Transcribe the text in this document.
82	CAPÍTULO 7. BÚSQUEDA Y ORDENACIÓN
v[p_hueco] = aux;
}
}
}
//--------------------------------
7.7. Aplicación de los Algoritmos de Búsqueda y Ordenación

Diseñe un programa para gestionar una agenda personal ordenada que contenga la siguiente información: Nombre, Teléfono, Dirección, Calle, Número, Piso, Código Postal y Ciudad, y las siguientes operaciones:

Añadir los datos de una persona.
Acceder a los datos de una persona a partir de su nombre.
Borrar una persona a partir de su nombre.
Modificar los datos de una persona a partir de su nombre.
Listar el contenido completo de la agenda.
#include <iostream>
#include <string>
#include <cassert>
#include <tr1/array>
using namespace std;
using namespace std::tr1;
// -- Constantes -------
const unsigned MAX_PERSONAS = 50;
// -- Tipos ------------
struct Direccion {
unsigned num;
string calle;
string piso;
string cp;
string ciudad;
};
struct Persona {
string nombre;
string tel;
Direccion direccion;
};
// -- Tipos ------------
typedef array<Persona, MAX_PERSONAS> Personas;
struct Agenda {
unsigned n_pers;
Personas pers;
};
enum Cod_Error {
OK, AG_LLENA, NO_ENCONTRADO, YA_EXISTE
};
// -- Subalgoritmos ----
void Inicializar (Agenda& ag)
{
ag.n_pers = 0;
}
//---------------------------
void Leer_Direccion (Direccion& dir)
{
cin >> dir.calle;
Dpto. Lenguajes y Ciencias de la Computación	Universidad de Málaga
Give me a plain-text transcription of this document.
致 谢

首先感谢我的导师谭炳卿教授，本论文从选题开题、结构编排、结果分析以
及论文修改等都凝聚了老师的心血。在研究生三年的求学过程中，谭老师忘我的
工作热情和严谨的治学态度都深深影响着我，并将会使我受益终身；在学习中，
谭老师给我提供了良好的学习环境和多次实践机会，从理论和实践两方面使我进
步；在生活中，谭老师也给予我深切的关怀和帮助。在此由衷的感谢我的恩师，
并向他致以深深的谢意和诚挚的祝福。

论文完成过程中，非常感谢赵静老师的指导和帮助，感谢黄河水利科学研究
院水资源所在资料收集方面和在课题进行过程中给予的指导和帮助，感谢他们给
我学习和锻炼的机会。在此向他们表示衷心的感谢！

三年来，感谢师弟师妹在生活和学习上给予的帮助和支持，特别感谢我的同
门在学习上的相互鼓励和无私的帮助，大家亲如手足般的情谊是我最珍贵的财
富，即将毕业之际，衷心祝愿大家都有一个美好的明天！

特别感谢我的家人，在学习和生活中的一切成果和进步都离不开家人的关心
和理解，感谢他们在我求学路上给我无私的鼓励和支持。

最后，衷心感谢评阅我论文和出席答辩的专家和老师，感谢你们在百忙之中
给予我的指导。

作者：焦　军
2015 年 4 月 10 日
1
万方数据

○ ○ ○ ○ ○ ○ ○

**Exercise**
Reproduce the records above exactly as they appear.

**Answer in full**
Transcribe the text in this document.
82	CAPÍTULO 7. BÚSQUEDA Y ORDENACIÓN
v[p_hueco] = aux;
}
}
}
//--------------------------------
7.7. Aplicación de los Algoritmos de Búsqueda y Ordenación

Diseñe un programa para gestionar una agenda personal ordenada que contenga la siguiente información: Nombre, Teléfono, Dirección, Calle, Número, Piso, Código Postal y Ciudad, y las siguientes operaciones:

Añadir los datos de una persona.
Acceder a los datos de una persona a partir de su nombre.
Borrar una persona a partir de su nombre.
Modificar los datos de una persona a partir de su nombre.
Listar el contenido completo de la agenda.
#include <iostream>
#include <string>
#include <cassert>
#include <tr1/array>
using namespace std;
using namespace std::tr1;
// -- Constantes -------
const unsigned MAX_PERSONAS = 50;
// -- Tipos ------------
struct Direccion {
unsigned num;
string calle;
string piso;
string cp;
string ciudad;
};
struct Persona {
string nombre;
string tel;
Direccion direccion;
};
// -- Tipos ------------
typedef array<Persona, MAX_PERSONAS> Personas;
struct Agenda {
unsigned n_pers;
Personas pers;
};
enum Cod_Error {
OK, AG_LLENA, NO_ENCONTRADO, YA_EXISTE
};
// -- Subalgoritmos ----
void Inicializar (Agenda& ag)
{
ag.n_pers = 0;
}
//---------------------------
void Leer_Direccion (Direccion& dir)
{
cin >> dir.calle;
Dpto. Lenguajes y Ciencias de la Computación	Universidad de Málaga
Give me a plain-text transcription of this document.
致 谢

首先感谢我的导师谭炳卿教授，本论文从选题开题、结构编排、结果分析以
及论文修改等都凝聚了老师的心血。在研究生三年的求学过程中，谭老师忘我的
工作热情和严谨的治学态度都深深影响着我，并将会使我受益终身；在学习中，
谭老师给我提供了良好的学习环境和多次实践机会，从理论和实践两方面使我进
步；在生活中，谭老师也给予我深切的关怀和帮助。在此由衷的感谢我的恩师，
并向他致以深深的谢意和诚挚的祝福。

论文完成过程中，非常感谢赵静老师的指导和帮助，感谢黄河水利科学研究
院水资源所在资料收集方面和在课题进行过程中给予的指导和帮助，感谢他们给
我学习和锻炼的机会。在此向他们表示衷心的感谢！

三年来，感谢师弟师妹在生活和学习上给予的帮助和支持，特别感谢我的同
门在学习上的相互鼓励和无私的帮助，大家亲如手足般的情谊是我最珍贵的财
富，即将毕业之际，衷心祝愿大家都有一个美好的明天！

特别感谢我的家人，在学习和生活中的一切成果和进步都离不开家人的关心
和理解，感谢他们在我求学路上给我无私的鼓励和支持。

最后，衷心感谢评阅我论文和出席答辩的专家和老师，感谢你们在百忙之中
给予我的指导。

作者：焦　军
2015 年 4 月 10 日
1
万方数据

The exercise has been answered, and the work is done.